## WORK REQUIRED
Output the data that follows exactly, line for line.

## ROWS
━━━━━━━━━━
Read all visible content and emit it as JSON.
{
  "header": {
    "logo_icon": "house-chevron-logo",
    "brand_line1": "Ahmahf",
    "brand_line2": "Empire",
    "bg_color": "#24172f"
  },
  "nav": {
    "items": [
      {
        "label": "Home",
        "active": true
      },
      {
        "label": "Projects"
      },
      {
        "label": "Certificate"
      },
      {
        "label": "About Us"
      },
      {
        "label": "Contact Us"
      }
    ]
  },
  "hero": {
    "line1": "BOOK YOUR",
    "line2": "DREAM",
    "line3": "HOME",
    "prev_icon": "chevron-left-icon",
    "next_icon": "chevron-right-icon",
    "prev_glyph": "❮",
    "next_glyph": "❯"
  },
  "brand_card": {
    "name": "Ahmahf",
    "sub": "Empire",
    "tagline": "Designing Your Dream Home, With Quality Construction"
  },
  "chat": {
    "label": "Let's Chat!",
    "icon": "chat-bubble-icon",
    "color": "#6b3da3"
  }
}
━━━━━━━━━━
## REPLY TO THE EXERCISE
Read all visible content and emit it as JSON.
{
  "header": {
    "logo_icon": "house-chevron-logo",
    "brand_line1": "Ahmahf",
    "brand_line2": "Empire",
    "bg_color": "#24172f"
  },
  "nav": {
    "items": [
      {
        "label": "Home",
        "active": true
      },
      {
        "label": "Projects"
      },
      {
        "label": "Certificate"
      },
      {
        "label": "About Us"
      },
      {
        "label": "Contact Us"
      }
    ]
  },
  "hero": {
    "line1": "BOOK YOUR",
    "line2": "DREAM",
    "line3": "HOME",
    "prev_icon": "chevron-left-icon",
    "next_icon": "chevron-right-icon",
    "prev_glyph": "❮",
    "next_glyph": "❯"
  },
  "brand_card": {
    "name": "Ahmahf",
    "sub": "Empire",
    "tagline": "Designing Your Dream Home, With Quality Construction"
  },
  "chat": {
    "label": "Let's Chat!",
    "icon": "chat-bubble-icon",
    "color": "#6b3da3"
  }
}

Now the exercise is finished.